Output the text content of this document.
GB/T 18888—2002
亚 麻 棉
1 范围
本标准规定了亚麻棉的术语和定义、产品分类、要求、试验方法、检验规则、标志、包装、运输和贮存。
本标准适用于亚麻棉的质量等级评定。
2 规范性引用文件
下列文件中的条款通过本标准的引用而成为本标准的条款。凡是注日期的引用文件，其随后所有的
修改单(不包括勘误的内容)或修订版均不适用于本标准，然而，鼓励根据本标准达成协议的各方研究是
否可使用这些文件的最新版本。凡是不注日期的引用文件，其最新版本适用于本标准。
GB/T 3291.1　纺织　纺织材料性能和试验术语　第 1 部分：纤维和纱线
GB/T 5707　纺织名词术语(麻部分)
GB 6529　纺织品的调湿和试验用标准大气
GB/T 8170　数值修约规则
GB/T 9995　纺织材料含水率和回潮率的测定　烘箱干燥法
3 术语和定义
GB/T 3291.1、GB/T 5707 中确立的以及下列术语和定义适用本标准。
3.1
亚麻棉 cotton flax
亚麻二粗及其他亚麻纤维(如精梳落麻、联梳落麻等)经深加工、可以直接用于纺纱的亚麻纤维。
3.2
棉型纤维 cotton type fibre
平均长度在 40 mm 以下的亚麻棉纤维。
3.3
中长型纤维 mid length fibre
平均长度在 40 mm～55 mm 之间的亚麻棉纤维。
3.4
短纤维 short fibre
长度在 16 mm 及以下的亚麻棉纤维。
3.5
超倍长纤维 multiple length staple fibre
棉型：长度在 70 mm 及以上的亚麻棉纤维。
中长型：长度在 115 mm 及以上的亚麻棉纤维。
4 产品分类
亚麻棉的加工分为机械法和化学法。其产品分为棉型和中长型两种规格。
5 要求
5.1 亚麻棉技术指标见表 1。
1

+++

§ YOUR GOAL:
Copy out each line above, character for character.

§ THE SOLUTION:
Output the text content of this document.
GB/T 18888—2002
亚 麻 棉
1 范围
本标准规定了亚麻棉的术语和定义、产品分类、要求、试验方法、检验规则、标志、包装、运输和贮存。
本标准适用于亚麻棉的质量等级评定。
2 规范性引用文件
下列文件中的条款通过本标准的引用而成为本标准的条款。凡是注日期的引用文件，其随后所有的
修改单(不包括勘误的内容)或修订版均不适用于本标准，然而，鼓励根据本标准达成协议的各方研究是
否可使用这些文件的最新版本。凡是不注日期的引用文件，其最新版本适用于本标准。
GB/T 3291.1　纺织　纺织材料性能和试验术语　第 1 部分：纤维和纱线
GB/T 5707　纺织名词术语(麻部分)
GB 6529　纺织品的调湿和试验用标准大气
GB/T 8170　数值修约规则
GB/T 9995　纺织材料含水率和回潮率的测定　烘箱干燥法
3 术语和定义
GB/T 3291.1、GB/T 5707 中确立的以及下列术语和定义适用本标准。
3.1
亚麻棉 cotton flax
亚麻二粗及其他亚麻纤维(如精梳落麻、联梳落麻等)经深加工、可以直接用于纺纱的亚麻纤维。
3.2
棉型纤维 cotton type fibre
平均长度在 40 mm 以下的亚麻棉纤维。
3.3
中长型纤维 mid length fibre
平均长度在 40 mm～55 mm 之间的亚麻棉纤维。
3.4
短纤维 short fibre
长度在 16 mm 及以下的亚麻棉纤维。
3.5
超倍长纤维 multiple length staple fibre
棉型：长度在 70 mm 及以上的亚麻棉纤维。
中长型：长度在 115 mm 及以上的亚麻棉纤维。
4 产品分类
亚麻棉的加工分为机械法和化学法。其产品分为棉型和中长型两种规格。
5 要求
5.1 亚麻棉技术指标见表 1。
1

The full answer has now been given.